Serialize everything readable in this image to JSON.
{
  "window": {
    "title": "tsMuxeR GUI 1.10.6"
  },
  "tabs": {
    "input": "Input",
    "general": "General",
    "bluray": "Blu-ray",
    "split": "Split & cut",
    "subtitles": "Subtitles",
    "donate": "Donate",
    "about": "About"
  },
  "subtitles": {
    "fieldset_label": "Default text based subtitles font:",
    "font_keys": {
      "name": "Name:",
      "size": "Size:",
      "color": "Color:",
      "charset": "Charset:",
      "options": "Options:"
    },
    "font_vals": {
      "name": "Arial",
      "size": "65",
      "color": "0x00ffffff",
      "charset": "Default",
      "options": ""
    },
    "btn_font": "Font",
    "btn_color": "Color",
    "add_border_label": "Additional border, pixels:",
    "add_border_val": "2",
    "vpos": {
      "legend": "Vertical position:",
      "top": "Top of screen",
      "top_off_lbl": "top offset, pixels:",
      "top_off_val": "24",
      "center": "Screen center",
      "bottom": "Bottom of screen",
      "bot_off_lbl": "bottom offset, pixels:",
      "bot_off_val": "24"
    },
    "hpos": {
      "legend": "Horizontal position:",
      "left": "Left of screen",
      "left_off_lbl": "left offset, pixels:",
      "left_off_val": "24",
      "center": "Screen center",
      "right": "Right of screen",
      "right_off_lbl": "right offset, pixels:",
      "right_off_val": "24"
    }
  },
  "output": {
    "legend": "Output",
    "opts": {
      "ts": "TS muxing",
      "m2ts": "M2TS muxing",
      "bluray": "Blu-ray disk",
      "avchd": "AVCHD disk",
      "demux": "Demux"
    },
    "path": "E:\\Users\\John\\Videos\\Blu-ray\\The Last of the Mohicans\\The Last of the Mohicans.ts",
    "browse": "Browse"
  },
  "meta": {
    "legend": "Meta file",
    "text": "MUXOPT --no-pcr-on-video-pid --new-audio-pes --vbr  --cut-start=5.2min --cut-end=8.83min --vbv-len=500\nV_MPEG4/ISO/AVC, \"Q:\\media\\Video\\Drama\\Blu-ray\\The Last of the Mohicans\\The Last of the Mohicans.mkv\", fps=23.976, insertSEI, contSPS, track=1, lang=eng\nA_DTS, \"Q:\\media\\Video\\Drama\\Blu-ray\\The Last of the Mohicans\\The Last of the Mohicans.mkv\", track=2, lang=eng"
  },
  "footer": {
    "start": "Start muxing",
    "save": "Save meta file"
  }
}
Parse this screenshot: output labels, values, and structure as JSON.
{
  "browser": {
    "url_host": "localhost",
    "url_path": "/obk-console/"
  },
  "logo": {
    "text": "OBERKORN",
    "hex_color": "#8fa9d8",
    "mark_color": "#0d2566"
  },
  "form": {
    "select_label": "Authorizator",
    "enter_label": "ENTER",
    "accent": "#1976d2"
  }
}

• **DESCRIPTION OF THE TASK**
Pull out all lines from the entries above that include the word "muxing".

• **THE REPLY**
      "ts": "TS muxing",
      "m2ts": "M2TS muxing",
    "start": "Start muxing",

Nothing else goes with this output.